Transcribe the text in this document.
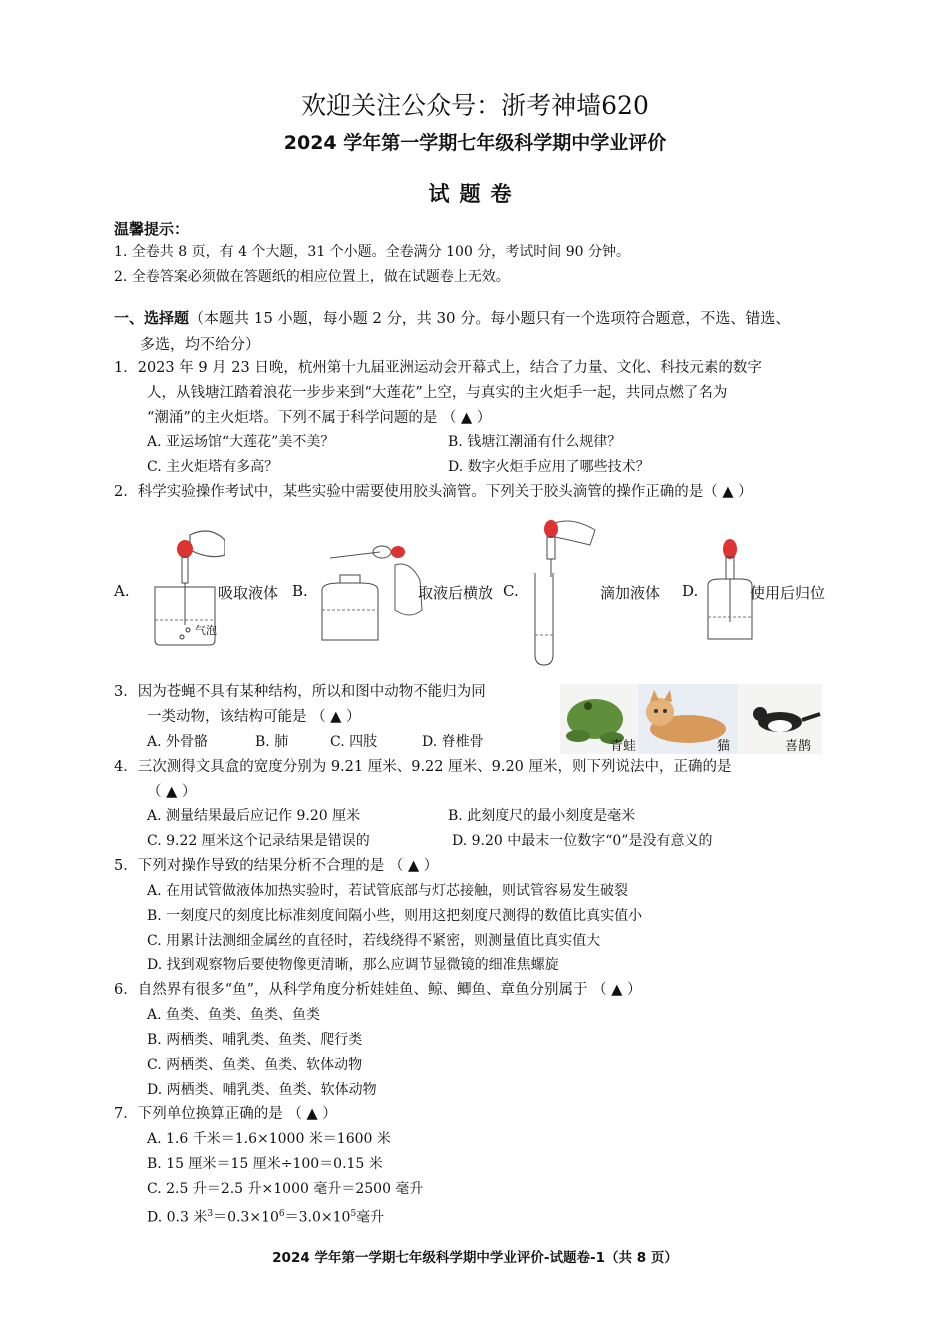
欢迎关注公众号：浙考神墙620
2024 学年第一学期七年级科学期中学业评价
试题卷
温馨提示：
1. 全卷共 8 页，有 4 个大题，31 个小题。全卷满分 100 分，考试时间 90 分钟。
2. 全卷答案必须做在答题纸的相应位置上，做在试题卷上无效。
一、选择题（本题共 15 小题，每小题 2 分，共 30 分。每小题只有一个选项符合题意，不选、错选、
多选，均不给分）
1．2023 年 9 月 23 日晚，杭州第十九届亚洲运动会开幕式上，结合了力量、文化、科技元素的数字
人，从钱塘江踏着浪花一步步来到“大莲花”上空，与真实的主火炬手一起，共同点燃了名为
“潮涌”的主火炬塔。下列不属于科学问题的是 （ ▲ ）
A. 亚运场馆“大莲花”美不美？	B. 钱塘江潮涌有什么规律？
C. 主火炬塔有多高？	D. 数字火炬手应用了哪些技术？
2．科学实验操作考试中，某些实验中需要使用胶头滴管。下列关于胶头滴管的操作正确的是（ ▲ ）
A.
气泡
吸取液体 B.	取液后横放 C.	滴加液体 D.	使用后归位
3．因为苍蝇不具有某种结构，所以和图中动物不能归为同
一类动物，该结构可能是 （ ▲ ）
A. 外骨骼	B. 肺	C. 四肢	D. 脊椎骨	青蛙	猫	喜鹊
4．三次测得文具盒的宽度分别为 9.21 厘米、9.22 厘米、9.20 厘米，则下列说法中，正确的是
（ ▲ ）
A. 测量结果最后应记作 9.20 厘米	B. 此刻度尺的最小刻度是毫米
C. 9.22 厘米这个记录结果是错误的	D. 9.20 中最末一位数字“0”是没有意义的
5．下列对操作导致的结果分析不合理的是 （ ▲ ）
A. 在用试管做液体加热实验时，若试管底部与灯芯接触，则试管容易发生破裂
B. 一刻度尺的刻度比标准刻度间隔小些，则用这把刻度尺测得的数值比真实值小
C. 用累计法测细金属丝的直径时，若线绕得不紧密，则测量值比真实值大
D. 找到观察物后要使物像更清晰，那么应调节显微镜的细准焦螺旋
6．自然界有很多“鱼”，从科学角度分析娃娃鱼、鲸、鲫鱼、章鱼分别属于 （ ▲ ）
A. 鱼类、鱼类、鱼类、鱼类
B. 两栖类、哺乳类、鱼类、爬行类
C. 两栖类、鱼类、鱼类、软体动物
D. 两栖类、哺乳类、鱼类、软体动物
7．下列单位换算正确的是 （ ▲ ）
A. 1.6 千米＝1.6×1000 米＝1600 米
B. 15 厘米＝15 厘米÷100＝0.15 米
C. 2.5 升＝2.5 升×1000 毫升＝2500 毫升
D. 0.3 米$^3=0.3\times 10^6=3.0\times 10^5$毫升
2024 学年第一学期七年级科学期中学业评价-试题卷-1（共 8 页）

☆ ☆ ☆ ☆ ☆ ☆ ☆

> _Prompt_:
Reproduce every record word for word. The copy must contain no pictures.

> _Full solution_:
Transcribe the text in this document.
欢迎关注公众号：浙考神墙620
2024 学年第一学期七年级科学期中学业评价
试题卷
温馨提示：
1. 全卷共 8 页，有 4 个大题，31 个小题。全卷满分 100 分，考试时间 90 分钟。
2. 全卷答案必须做在答题纸的相应位置上，做在试题卷上无效。
一、选择题（本题共 15 小题，每小题 2 分，共 30 分。每小题只有一个选项符合题意，不选、错选、
多选，均不给分）
1．2023 年 9 月 23 日晚，杭州第十九届亚洲运动会开幕式上，结合了力量、文化、科技元素的数字
人，从钱塘江踏着浪花一步步来到“大莲花”上空，与真实的主火炬手一起，共同点燃了名为
“潮涌”的主火炬塔。下列不属于科学问题的是 （ ▲ ）
A. 亚运场馆“大莲花”美不美？	B. 钱塘江潮涌有什么规律？
C. 主火炬塔有多高？	D. 数字火炬手应用了哪些技术？
2．科学实验操作考试中，某些实验中需要使用胶头滴管。下列关于胶头滴管的操作正确的是（ ▲ ）
A.
气泡
吸取液体 B.	取液后横放 C.	滴加液体 D.	使用后归位
3．因为苍蝇不具有某种结构，所以和图中动物不能归为同
一类动物，该结构可能是 （ ▲ ）
A. 外骨骼	B. 肺	C. 四肢	D. 脊椎骨	青蛙	猫	喜鹊
4．三次测得文具盒的宽度分别为 9.21 厘米、9.22 厘米、9.20 厘米，则下列说法中，正确的是
（ ▲ ）
A. 测量结果最后应记作 9.20 厘米	B. 此刻度尺的最小刻度是毫米
C. 9.22 厘米这个记录结果是错误的	D. 9.20 中最末一位数字“0”是没有意义的
5．下列对操作导致的结果分析不合理的是 （ ▲ ）
A. 在用试管做液体加热实验时，若试管底部与灯芯接触，则试管容易发生破裂
B. 一刻度尺的刻度比标准刻度间隔小些，则用这把刻度尺测得的数值比真实值小
C. 用累计法测细金属丝的直径时，若线绕得不紧密，则测量值比真实值大
D. 找到观察物后要使物像更清晰，那么应调节显微镜的细准焦螺旋
6．自然界有很多“鱼”，从科学角度分析娃娃鱼、鲸、鲫鱼、章鱼分别属于 （ ▲ ）
A. 鱼类、鱼类、鱼类、鱼类
B. 两栖类、哺乳类、鱼类、爬行类
C. 两栖类、鱼类、鱼类、软体动物
D. 两栖类、哺乳类、鱼类、软体动物
7．下列单位换算正确的是 （ ▲ ）
A. 1.6 千米＝1.6×1000 米＝1600 米
B. 15 厘米＝15 厘米÷100＝0.15 米
C. 2.5 升＝2.5 升×1000 毫升＝2500 毫升
D. 0.3 米$^3=0.3\times 10^6=3.0\times 10^5$毫升
2024 学年第一学期七年级科学期中学业评价-试题卷-1（共 8 页）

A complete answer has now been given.